▶ [EXCERPTED DATA]:
....

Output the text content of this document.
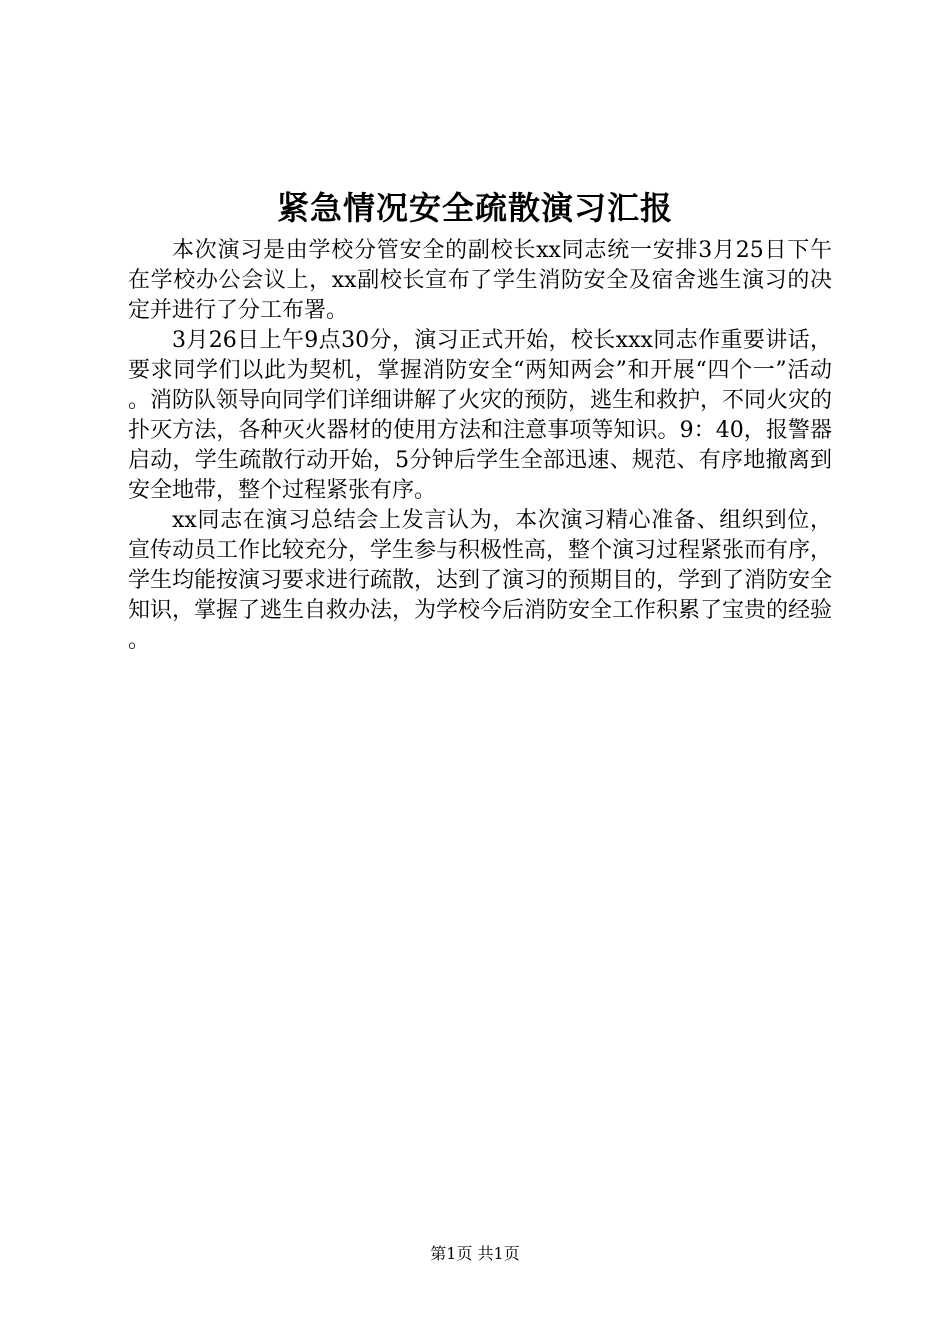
紧急情况安全疏散演习汇报

本次演习是由学校分管安全的副校长xx同志统一安排3月25日下午在学校办公会议上，xx副校长宣布了学生消防安全及宿舍逃生演习的决定并进行了分工布署。

3月26日上午9点30分，演习正式开始，校长xxx同志作重要讲话，要求同学们以此为契机，掌握消防安全“两知两会”和开展“四个一”活动。消防队领导向同学们详细讲解了火灾的预防，逃生和救护，不同火灾的扑灭方法，各种灭火器材的使用方法和注意事项等知识。9：40，报警器启动，学生疏散行动开始，5分钟后学生全部迅速、规范、有序地撤离到安全地带，整个过程紧张有序。

xx同志在演习总结会上发言认为，本次演习精心准备、组织到位，宣传动员工作比较充分，学生参与积极性高，整个演习过程紧张而有序，学生均能按演习要求进行疏散，达到了演习的预期目的，学到了消防安全知识，掌握了逃生自救办法，为学校今后消防安全工作积累了宝贵的经验。

第1页 共1页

....

▶ [CHALLENGE]:
Copy the data character for character, but drop all pictures from the copy.

▶ [EXPECTED ANSWER]:
Output the text content of this document.
紧急情况安全疏散演习汇报

本次演习是由学校分管安全的副校长xx同志统一安排3月25日下午在学校办公会议上，xx副校长宣布了学生消防安全及宿舍逃生演习的决定并进行了分工布署。

3月26日上午9点30分，演习正式开始，校长xxx同志作重要讲话，要求同学们以此为契机，掌握消防安全“两知两会”和开展“四个一”活动。消防队领导向同学们详细讲解了火灾的预防，逃生和救护，不同火灾的扑灭方法，各种灭火器材的使用方法和注意事项等知识。9：40，报警器启动，学生疏散行动开始，5分钟后学生全部迅速、规范、有序地撤离到安全地带，整个过程紧张有序。

xx同志在演习总结会上发言认为，本次演习精心准备、组织到位，宣传动员工作比较充分，学生参与积极性高，整个演习过程紧张而有序，学生均能按演习要求进行疏散，达到了演习的预期目的，学到了消防安全知识，掌握了逃生自救办法，为学校今后消防安全工作积累了宝贵的经验。

第1页 共1页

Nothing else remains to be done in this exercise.